## [Short task]
In the material below, find each line holding the string "that" and copy it.

## [Data for processing]
◇ ◇ ◇

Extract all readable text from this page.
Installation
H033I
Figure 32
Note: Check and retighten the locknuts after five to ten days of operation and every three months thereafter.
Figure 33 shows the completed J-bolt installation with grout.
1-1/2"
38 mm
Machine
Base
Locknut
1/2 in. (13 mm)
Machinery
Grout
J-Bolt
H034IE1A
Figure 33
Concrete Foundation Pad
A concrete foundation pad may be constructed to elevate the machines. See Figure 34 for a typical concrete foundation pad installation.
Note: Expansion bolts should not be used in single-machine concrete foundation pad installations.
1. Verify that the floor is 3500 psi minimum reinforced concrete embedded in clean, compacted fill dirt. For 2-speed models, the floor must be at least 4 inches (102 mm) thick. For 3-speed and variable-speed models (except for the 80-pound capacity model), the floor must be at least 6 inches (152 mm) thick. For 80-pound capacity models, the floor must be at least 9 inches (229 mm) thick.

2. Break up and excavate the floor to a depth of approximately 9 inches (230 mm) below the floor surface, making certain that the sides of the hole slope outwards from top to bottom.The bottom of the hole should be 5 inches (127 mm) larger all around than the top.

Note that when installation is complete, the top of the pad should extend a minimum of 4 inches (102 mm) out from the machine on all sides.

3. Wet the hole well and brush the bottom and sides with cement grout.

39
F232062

◇ ◇ ◇

## [Written response]
1. Verify that the floor is 3500 psi minimum reinforced concrete embedded in clean, compacted fill dirt. For 2-speed models, the floor must be at least 4 inches (102 mm) thick. For 3-speed and variable-speed models (except for the 80-pound capacity model), the floor must be at least 6 inches (152 mm) thick. For 80-pound capacity models, the floor must be at least 9 inches (229 mm) thick.
2. Break up and excavate the floor to a depth of approximately 9 inches (230 mm) below the floor surface, making certain that the sides of the hole slope outwards from top to bottom.The bottom of the hole should be 5 inches (127 mm) larger all around than the top.
Note that when installation is complete, the top of the pad should extend a minimum of 4 inches (102 mm) out from the machine on all sides.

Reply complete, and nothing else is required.